* JOB
Tally the lines holding "title" and state only that figure.
----------
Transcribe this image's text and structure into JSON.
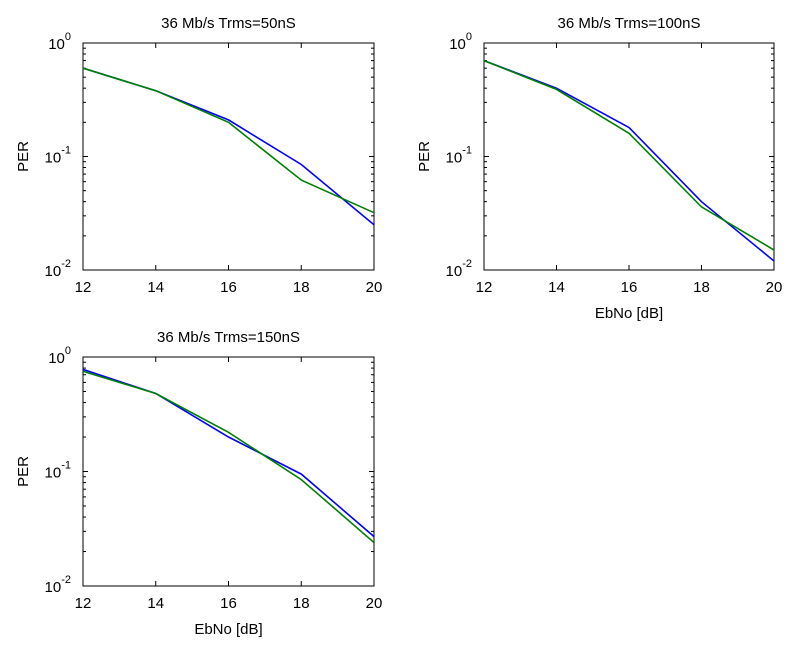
{
  "chart_data": [
    {
      "type": "line",
      "title": "36 Mb/s Trms=50nS",
      "xlabel": "",
      "ylabel": "PER",
      "x": [
        12,
        14,
        16,
        18,
        20
      ],
      "xlim": [
        12,
        20
      ],
      "ylim": [
        0.01,
        1
      ],
      "yscale": "log",
      "xticks": [
        "12",
        "14",
        "16",
        "18",
        "20"
      ],
      "yticks": [
        {
          "base": "10",
          "exp": "0"
        },
        {
          "base": "10",
          "exp": "-1"
        },
        {
          "base": "10",
          "exp": "-2"
        }
      ],
      "grid": false,
      "series": [
        {
          "color": "#0000ff",
          "values": [
            0.6,
            0.38,
            0.21,
            0.085,
            0.025
          ]
        },
        {
          "color": "#008000",
          "values": [
            0.6,
            0.38,
            0.2,
            0.062,
            0.032
          ]
        }
      ]
    },
    {
      "type": "line",
      "title": "36 Mb/s Trms=100nS",
      "xlabel": "EbNo [dB]",
      "ylabel": "PER",
      "x": [
        12,
        14,
        16,
        18,
        20
      ],
      "xlim": [
        12,
        20
      ],
      "ylim": [
        0.01,
        1
      ],
      "yscale": "log",
      "xticks": [
        "12",
        "14",
        "16",
        "18",
        "20"
      ],
      "yticks": [
        {
          "base": "10",
          "exp": "0"
        },
        {
          "base": "10",
          "exp": "-1"
        },
        {
          "base": "10",
          "exp": "-2"
        }
      ],
      "grid": false,
      "series": [
        {
          "color": "#0000ff",
          "values": [
            0.7,
            0.4,
            0.18,
            0.04,
            0.012
          ]
        },
        {
          "color": "#008000",
          "values": [
            0.7,
            0.39,
            0.16,
            0.036,
            0.015
          ]
        }
      ]
    },
    {
      "type": "line",
      "title": "36 Mb/s Trms=150nS",
      "xlabel": "EbNo [dB]",
      "ylabel": "PER",
      "x": [
        12,
        14,
        16,
        18,
        20
      ],
      "xlim": [
        12,
        20
      ],
      "ylim": [
        0.01,
        1
      ],
      "yscale": "log",
      "xticks": [
        "12",
        "14",
        "16",
        "18",
        "20"
      ],
      "yticks": [
        {
          "base": "10",
          "exp": "0"
        },
        {
          "base": "10",
          "exp": "-1"
        },
        {
          "base": "10",
          "exp": "-2"
        }
      ],
      "grid": false,
      "series": [
        {
          "color": "#0000ff",
          "values": [
            0.78,
            0.48,
            0.2,
            0.095,
            0.027
          ]
        },
        {
          "color": "#008000",
          "values": [
            0.75,
            0.48,
            0.22,
            0.085,
            0.024
          ]
        }
      ]
    }
  ]
}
----------
* WRITTEN RESPONSE
3